# start of RECORDED DATA

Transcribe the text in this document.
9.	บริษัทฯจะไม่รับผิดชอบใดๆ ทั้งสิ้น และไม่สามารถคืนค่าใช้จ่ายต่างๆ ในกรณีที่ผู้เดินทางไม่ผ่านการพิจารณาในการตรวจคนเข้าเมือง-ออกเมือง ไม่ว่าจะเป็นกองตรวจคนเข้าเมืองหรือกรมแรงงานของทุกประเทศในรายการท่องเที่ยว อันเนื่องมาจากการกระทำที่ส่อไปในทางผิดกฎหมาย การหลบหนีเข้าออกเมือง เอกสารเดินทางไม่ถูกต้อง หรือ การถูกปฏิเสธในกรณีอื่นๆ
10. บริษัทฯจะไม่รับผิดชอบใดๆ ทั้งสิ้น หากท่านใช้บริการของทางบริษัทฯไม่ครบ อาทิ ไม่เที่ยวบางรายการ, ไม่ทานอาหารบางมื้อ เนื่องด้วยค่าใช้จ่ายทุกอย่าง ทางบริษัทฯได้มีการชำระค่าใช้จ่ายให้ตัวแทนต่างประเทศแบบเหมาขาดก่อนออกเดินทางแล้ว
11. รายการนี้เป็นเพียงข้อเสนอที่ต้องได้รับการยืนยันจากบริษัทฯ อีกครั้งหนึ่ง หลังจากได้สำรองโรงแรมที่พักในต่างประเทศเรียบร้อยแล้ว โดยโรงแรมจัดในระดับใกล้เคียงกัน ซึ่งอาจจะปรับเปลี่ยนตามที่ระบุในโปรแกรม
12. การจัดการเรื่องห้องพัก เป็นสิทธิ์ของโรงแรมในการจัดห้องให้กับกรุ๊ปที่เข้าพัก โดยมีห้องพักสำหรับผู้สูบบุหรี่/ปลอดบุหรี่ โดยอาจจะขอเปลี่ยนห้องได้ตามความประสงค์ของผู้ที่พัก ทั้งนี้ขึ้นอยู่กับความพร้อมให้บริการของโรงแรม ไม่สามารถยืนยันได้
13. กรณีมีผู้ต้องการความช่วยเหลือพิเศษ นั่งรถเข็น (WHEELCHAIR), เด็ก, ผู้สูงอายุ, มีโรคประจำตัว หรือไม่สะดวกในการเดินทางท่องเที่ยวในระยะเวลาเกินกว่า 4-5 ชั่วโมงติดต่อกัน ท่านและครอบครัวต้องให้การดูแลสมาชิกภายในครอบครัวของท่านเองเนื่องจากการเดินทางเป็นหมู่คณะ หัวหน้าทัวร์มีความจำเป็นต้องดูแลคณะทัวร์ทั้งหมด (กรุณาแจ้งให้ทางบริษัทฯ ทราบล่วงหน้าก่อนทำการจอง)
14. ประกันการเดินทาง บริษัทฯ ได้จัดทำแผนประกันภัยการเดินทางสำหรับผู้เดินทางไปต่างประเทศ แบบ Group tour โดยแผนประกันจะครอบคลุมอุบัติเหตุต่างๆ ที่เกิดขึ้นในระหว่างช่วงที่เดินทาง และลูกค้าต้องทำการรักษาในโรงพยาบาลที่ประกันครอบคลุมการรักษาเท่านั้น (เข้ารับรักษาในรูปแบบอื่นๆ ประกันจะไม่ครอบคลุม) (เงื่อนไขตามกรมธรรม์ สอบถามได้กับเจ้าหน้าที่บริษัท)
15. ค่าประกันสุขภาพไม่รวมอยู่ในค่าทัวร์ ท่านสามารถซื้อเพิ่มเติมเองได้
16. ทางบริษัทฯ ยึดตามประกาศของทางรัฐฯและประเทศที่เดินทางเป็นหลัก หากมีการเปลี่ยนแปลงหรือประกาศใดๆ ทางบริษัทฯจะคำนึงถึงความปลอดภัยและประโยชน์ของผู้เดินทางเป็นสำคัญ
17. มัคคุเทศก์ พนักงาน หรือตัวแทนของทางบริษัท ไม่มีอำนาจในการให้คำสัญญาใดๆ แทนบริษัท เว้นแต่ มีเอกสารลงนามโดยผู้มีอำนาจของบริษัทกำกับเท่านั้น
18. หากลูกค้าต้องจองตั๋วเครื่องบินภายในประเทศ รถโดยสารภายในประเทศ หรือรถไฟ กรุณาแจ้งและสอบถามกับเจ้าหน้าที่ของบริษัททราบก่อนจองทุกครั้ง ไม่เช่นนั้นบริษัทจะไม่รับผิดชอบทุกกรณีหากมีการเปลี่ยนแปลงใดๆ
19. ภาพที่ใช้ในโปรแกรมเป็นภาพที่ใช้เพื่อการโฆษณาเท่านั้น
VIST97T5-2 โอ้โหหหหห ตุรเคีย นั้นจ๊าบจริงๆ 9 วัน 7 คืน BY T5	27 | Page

# end of RECORDED DATA

WHAT THIS TASK INVOLVES
Copy out every line from the material above in which the word "นทางเป" appears.

WRITTEN RESPONSE
13. กรณีมีผู้ต้องการความช่วยเหลือพิเศษ นั่งรถเข็น (WHEELCHAIR), เด็ก, ผู้สูงอายุ, มีโรคประจำตัว หรือไม่สะดวกในการเดินทางท่องเที่ยวในระยะเวลาเกินกว่า 4-5 ชั่วโมงติดต่อกัน ท่านและครอบครัวต้องให้การดูแลสมาชิกภายในครอบครัวของท่านเองเนื่องจากการเดินทางเป็นหมู่คณะ หัวหน้าทัวร์มีความจำเป็นต้องดูแลคณะทัวร์ทั้งหมด (กรุณาแจ้งให้ทางบริษัทฯ ทราบล่วงหน้าก่อนทำการจอง)
16. ทางบริษัทฯ ยึดตามประกาศของทางรัฐฯและประเทศที่เดินทางเป็นหลัก หากมีการเปลี่ยนแปลงหรือประกาศใดๆ ทางบริษัทฯจะคำนึงถึงความปลอดภัยและประโยชน์ของผู้เดินทางเป็นสำคัญ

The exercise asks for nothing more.